Convert everything from the entry containing "Patent image size: (1469, 1084)." down to the entry containing "The cable duct coupler 20 is at (1010, 740).", both included, into a Markdown table. Use the columns Row and Text, numbering each row and omitting blank lines.
######
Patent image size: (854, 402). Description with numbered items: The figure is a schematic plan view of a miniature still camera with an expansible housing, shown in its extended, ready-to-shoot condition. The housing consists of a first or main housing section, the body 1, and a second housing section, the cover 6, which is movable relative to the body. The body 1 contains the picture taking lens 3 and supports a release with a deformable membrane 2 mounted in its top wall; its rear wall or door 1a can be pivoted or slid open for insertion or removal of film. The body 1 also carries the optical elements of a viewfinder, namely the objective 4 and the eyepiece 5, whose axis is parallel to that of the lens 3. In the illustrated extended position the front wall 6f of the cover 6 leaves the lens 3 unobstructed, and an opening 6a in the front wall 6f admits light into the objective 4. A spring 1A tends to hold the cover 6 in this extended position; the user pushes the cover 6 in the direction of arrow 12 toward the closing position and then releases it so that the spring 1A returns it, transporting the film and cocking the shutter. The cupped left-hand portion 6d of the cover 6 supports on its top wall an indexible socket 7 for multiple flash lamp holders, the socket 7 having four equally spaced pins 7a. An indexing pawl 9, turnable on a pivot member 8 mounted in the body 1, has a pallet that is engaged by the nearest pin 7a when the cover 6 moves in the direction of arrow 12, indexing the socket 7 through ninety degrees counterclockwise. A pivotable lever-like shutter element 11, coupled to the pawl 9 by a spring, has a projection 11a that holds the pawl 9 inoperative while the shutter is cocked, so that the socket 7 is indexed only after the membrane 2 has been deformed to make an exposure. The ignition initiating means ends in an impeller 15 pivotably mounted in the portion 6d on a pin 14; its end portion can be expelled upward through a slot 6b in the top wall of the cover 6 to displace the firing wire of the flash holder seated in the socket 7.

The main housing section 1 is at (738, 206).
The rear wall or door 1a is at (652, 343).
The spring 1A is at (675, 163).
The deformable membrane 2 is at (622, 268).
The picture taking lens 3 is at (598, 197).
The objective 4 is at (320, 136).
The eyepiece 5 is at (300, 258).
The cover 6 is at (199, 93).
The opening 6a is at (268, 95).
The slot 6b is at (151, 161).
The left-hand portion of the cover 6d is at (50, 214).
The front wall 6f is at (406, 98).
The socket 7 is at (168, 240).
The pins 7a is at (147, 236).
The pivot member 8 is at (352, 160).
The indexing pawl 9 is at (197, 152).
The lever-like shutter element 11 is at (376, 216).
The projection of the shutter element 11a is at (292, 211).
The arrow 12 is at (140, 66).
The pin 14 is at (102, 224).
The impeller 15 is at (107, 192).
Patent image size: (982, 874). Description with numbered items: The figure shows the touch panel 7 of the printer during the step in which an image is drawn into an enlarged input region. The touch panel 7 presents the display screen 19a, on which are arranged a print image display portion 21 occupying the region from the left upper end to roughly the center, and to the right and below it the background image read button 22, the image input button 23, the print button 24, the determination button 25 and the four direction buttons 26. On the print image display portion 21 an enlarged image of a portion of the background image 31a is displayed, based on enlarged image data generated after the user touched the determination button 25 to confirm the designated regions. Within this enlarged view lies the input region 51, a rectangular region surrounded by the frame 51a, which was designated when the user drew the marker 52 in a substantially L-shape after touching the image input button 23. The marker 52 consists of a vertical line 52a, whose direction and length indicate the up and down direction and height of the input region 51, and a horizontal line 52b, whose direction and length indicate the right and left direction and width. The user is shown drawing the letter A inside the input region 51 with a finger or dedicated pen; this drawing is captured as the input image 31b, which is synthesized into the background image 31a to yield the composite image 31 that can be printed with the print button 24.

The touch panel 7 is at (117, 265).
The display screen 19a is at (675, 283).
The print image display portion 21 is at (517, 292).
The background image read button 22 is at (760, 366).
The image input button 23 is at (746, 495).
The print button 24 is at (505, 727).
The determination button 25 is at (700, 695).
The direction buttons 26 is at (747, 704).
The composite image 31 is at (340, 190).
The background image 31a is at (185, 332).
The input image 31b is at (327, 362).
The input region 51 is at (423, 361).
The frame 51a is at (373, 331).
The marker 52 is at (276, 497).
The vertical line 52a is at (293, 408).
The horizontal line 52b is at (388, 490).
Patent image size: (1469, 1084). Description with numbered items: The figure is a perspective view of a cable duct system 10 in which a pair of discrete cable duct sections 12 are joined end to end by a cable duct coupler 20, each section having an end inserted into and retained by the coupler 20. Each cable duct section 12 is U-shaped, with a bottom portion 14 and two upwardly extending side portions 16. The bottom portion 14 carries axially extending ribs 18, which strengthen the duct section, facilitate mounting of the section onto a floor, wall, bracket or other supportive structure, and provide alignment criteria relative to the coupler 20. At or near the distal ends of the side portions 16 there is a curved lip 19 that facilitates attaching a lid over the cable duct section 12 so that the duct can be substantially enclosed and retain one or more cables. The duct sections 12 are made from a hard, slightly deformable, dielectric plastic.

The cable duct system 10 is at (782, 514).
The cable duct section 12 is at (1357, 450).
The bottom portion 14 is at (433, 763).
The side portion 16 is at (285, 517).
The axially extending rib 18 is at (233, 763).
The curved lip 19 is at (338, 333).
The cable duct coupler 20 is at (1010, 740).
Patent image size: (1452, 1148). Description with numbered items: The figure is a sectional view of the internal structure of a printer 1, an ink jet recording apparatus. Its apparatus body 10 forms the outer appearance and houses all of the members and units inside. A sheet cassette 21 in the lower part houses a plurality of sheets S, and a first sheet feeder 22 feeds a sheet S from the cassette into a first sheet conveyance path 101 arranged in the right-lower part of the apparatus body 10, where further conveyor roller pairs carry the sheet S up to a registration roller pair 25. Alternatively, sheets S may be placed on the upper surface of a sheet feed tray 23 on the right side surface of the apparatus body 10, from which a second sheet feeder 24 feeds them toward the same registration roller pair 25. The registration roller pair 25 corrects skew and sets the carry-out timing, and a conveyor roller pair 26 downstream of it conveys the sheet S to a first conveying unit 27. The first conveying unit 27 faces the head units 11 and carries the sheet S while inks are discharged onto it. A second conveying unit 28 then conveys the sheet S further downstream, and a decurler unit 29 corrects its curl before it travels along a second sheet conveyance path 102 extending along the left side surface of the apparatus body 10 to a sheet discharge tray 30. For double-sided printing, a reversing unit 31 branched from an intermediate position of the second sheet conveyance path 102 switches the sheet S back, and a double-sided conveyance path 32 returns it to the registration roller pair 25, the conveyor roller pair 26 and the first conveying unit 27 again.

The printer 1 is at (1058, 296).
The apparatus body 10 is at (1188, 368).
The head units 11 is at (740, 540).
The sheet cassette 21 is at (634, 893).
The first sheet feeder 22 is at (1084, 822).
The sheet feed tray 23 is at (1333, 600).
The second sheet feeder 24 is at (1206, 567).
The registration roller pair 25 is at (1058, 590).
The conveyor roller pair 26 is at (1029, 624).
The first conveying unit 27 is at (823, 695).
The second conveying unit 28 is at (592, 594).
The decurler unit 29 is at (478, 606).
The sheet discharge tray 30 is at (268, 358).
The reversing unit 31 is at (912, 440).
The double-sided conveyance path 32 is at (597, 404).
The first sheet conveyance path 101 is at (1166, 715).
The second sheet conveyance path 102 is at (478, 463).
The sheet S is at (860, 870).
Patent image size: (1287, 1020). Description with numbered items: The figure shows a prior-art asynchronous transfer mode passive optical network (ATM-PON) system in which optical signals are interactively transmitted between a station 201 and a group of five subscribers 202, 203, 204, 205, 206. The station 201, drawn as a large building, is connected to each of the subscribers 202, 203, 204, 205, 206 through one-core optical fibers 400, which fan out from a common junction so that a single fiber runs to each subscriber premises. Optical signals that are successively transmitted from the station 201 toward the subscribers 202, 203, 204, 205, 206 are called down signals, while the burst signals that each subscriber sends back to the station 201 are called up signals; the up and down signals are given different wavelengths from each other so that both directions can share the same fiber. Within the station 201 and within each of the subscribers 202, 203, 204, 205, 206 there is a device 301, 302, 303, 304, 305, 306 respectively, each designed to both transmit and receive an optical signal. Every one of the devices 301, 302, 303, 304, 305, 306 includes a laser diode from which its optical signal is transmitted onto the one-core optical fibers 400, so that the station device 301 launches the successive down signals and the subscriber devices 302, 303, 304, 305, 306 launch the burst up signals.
######
◆ **RESPONSE**:
| Row | Text |
|---|---|
| 1 | Patent image size: (1469, 1084). Description with numbered items: The figure is a perspective view of a cable duct system 10 in which a pair of discrete cable duct sections 12 are joined end to end by a cable duct coupler 20, each section having an end inserted into and retained by the coupler 20. Each cable duct section 12 is U-shaped, with a bottom portion 14 and two upwardly extending side portions 16. The bottom portion 14 carries axially extending ribs 18, which strengthen the duct section, facilitate mounting of the section onto a floor, wall, bracket or other supportive structure, and provide alignment criteria relative to the coupler 20. At or near the distal ends of the side portions 16 there is a curved lip 19 that facilitates attaching a lid over the cable duct section 12 so that the duct can be substantially enclosed and retain one or more cables. The duct sections 12 are made from a hard, slightly deformable, dielectric plastic. |
| 2 | The cable duct system 10 is at (782, 514). |
| 3 | The cable duct section 12 is at (1357, 450). |
| 4 | The bottom portion 14 is at (433, 763). |
| 5 | The side portion 16 is at (285, 517). |
| 6 | The axially extending rib 18 is at (233, 763). |
| 7 | The curved lip 19 is at (338, 333). |
| 8 | The cable duct coupler 20 is at (1010, 740). |